_Task description_
Make an exact copy of the records, with the images left out.

[Rows from a dataset]
--
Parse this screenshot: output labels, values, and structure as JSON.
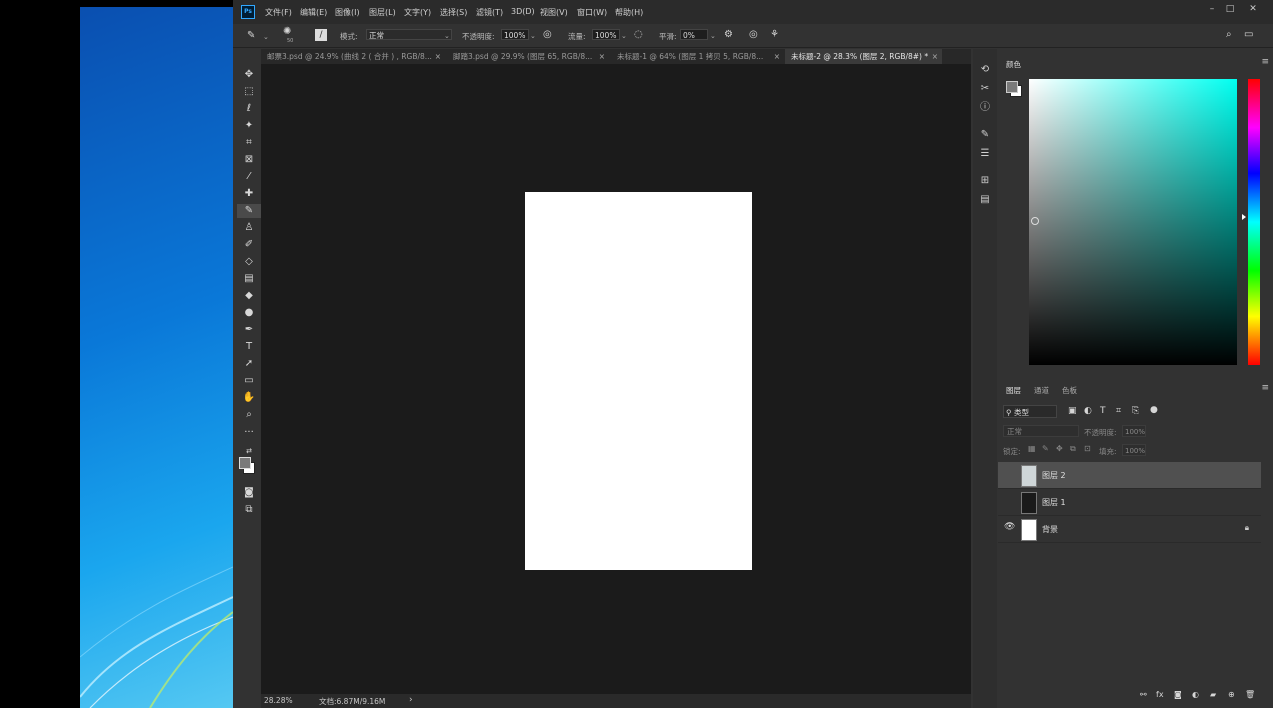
{
  "app": {
    "logo": "Ps",
    "menu": [
      "文件(F)",
      "编辑(E)",
      "图像(I)",
      "图层(L)",
      "文字(Y)",
      "选择(S)",
      "滤镜(T)",
      "3D(D)",
      "视图(V)",
      "窗口(W)",
      "帮助(H)"
    ]
  },
  "options": {
    "brush_size": "50",
    "mode_label": "模式:",
    "mode_value": "正常",
    "opacity_label": "不透明度:",
    "opacity_value": "100%",
    "flow_label": "流量:",
    "flow_value": "100%",
    "smooth_label": "平滑:",
    "smooth_value": "0%"
  },
  "tabs": [
    {
      "label": "邮票3.psd @ 24.9% (曲线 2 ( 合并 ) , RGB/8..."
    },
    {
      "label": "脚踏3.psd @ 29.9% (图层 65, RGB/8..."
    },
    {
      "label": "未标题-1 @ 64% (图层 1 拷贝 5, RGB/8..."
    },
    {
      "label": "未标题-2 @ 28.3% (图层 2, RGB/8#) *"
    }
  ],
  "status": {
    "zoom": "28.28%",
    "doc_info": "文档:6.87M/9.16M",
    "arrow": "›"
  },
  "color_panel": {
    "title": "颜色",
    "accent": "#00fff0"
  },
  "layers_panel": {
    "tabs": [
      "图层",
      "通道",
      "色板"
    ],
    "filter_value": "类型",
    "blend_value": "正常",
    "opacity_label": "不透明度:",
    "opacity_value": "100%",
    "lock_label": "锁定:",
    "fill_label": "填充:",
    "fill_value": "100%",
    "layers": [
      {
        "name": "图层 2",
        "visible": false,
        "selected": true
      },
      {
        "name": "图层 1",
        "visible": false,
        "selected": false
      },
      {
        "name": "背景",
        "visible": true,
        "selected": false,
        "locked": true
      }
    ]
  }
}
--
_Worked answer_
Parse this screenshot: output labels, values, and structure as JSON.
{
  "app": {
    "logo": "Ps",
    "menu": [
      "文件(F)",
      "编辑(E)",
      "图像(I)",
      "图层(L)",
      "文字(Y)",
      "选择(S)",
      "滤镜(T)",
      "3D(D)",
      "视图(V)",
      "窗口(W)",
      "帮助(H)"
    ]
  },
  "options": {
    "brush_size": "50",
    "mode_label": "模式:",
    "mode_value": "正常",
    "opacity_label": "不透明度:",
    "opacity_value": "100%",
    "flow_label": "流量:",
    "flow_value": "100%",
    "smooth_label": "平滑:",
    "smooth_value": "0%"
  },
  "tabs": [
    {
      "label": "邮票3.psd @ 24.9% (曲线 2 ( 合并 ) , RGB/8..."
    },
    {
      "label": "脚踏3.psd @ 29.9% (图层 65, RGB/8..."
    },
    {
      "label": "未标题-1 @ 64% (图层 1 拷贝 5, RGB/8..."
    },
    {
      "label": "未标题-2 @ 28.3% (图层 2, RGB/8#) *"
    }
  ],
  "status": {
    "zoom": "28.28%",
    "doc_info": "文档:6.87M/9.16M",
    "arrow": "›"
  },
  "color_panel": {
    "title": "颜色",
    "accent": "#00fff0"
  },
  "layers_panel": {
    "tabs": [
      "图层",
      "通道",
      "色板"
    ],
    "filter_value": "类型",
    "blend_value": "正常",
    "opacity_label": "不透明度:",
    "opacity_value": "100%",
    "lock_label": "锁定:",
    "fill_label": "填充:",
    "fill_value": "100%",
    "layers": [
      {
        "name": "图层 2",
        "visible": false,
        "selected": true
      },
      {
        "name": "图层 1",
        "visible": false,
        "selected": false
      },
      {
        "name": "背景",
        "visible": true,
        "selected": false,
        "locked": true
      }
    ]
  }
}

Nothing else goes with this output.